— BEGIN Source records —

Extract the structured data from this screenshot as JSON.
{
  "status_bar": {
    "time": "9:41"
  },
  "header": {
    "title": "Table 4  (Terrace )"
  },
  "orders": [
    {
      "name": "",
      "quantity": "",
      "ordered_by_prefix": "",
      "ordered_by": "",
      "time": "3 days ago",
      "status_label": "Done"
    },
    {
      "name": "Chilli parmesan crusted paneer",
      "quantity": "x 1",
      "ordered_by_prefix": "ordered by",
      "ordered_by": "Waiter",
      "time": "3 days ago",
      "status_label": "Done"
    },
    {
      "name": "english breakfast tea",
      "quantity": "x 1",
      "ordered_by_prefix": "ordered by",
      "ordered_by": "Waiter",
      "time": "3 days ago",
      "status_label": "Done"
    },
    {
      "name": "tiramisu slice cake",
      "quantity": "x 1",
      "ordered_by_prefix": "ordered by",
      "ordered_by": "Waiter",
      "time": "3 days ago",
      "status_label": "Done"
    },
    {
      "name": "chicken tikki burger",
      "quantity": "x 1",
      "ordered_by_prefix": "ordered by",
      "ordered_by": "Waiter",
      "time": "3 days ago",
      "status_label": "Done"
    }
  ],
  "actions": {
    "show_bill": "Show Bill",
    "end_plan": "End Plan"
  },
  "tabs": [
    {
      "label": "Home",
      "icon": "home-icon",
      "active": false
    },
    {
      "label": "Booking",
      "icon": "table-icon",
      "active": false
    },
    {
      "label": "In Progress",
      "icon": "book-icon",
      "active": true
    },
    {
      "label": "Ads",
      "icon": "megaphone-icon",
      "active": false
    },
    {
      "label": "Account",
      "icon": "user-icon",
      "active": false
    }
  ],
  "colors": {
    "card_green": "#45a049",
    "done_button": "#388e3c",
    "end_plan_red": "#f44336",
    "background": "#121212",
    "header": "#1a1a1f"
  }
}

— END Source records —

Instructions to follow
Quote the data in full, keeping each word unchanged.

Task answer
Extract the structured data from this screenshot as JSON.
{
  "status_bar": {
    "time": "9:41"
  },
  "header": {
    "title": "Table 4  (Terrace )"
  },
  "orders": [
    {
      "name": "",
      "quantity": "",
      "ordered_by_prefix": "",
      "ordered_by": "",
      "time": "3 days ago",
      "status_label": "Done"
    },
    {
      "name": "Chilli parmesan crusted paneer",
      "quantity": "x 1",
      "ordered_by_prefix": "ordered by",
      "ordered_by": "Waiter",
      "time": "3 days ago",
      "status_label": "Done"
    },
    {
      "name": "english breakfast tea",
      "quantity": "x 1",
      "ordered_by_prefix": "ordered by",
      "ordered_by": "Waiter",
      "time": "3 days ago",
      "status_label": "Done"
    },
    {
      "name": "tiramisu slice cake",
      "quantity": "x 1",
      "ordered_by_prefix": "ordered by",
      "ordered_by": "Waiter",
      "time": "3 days ago",
      "status_label": "Done"
    },
    {
      "name": "chicken tikki burger",
      "quantity": "x 1",
      "ordered_by_prefix": "ordered by",
      "ordered_by": "Waiter",
      "time": "3 days ago",
      "status_label": "Done"
    }
  ],
  "actions": {
    "show_bill": "Show Bill",
    "end_plan": "End Plan"
  },
  "tabs": [
    {
      "label": "Home",
      "icon": "home-icon",
      "active": false
    },
    {
      "label": "Booking",
      "icon": "table-icon",
      "active": false
    },
    {
      "label": "In Progress",
      "icon": "book-icon",
      "active": true
    },
    {
      "label": "Ads",
      "icon": "megaphone-icon",
      "active": false
    },
    {
      "label": "Account",
      "icon": "user-icon",
      "active": false
    }
  ],
  "colors": {
    "card_green": "#45a049",
    "done_button": "#388e3c",
    "end_plan_red": "#f44336",
    "background": "#121212",
    "header": "#1a1a1f"
  }
}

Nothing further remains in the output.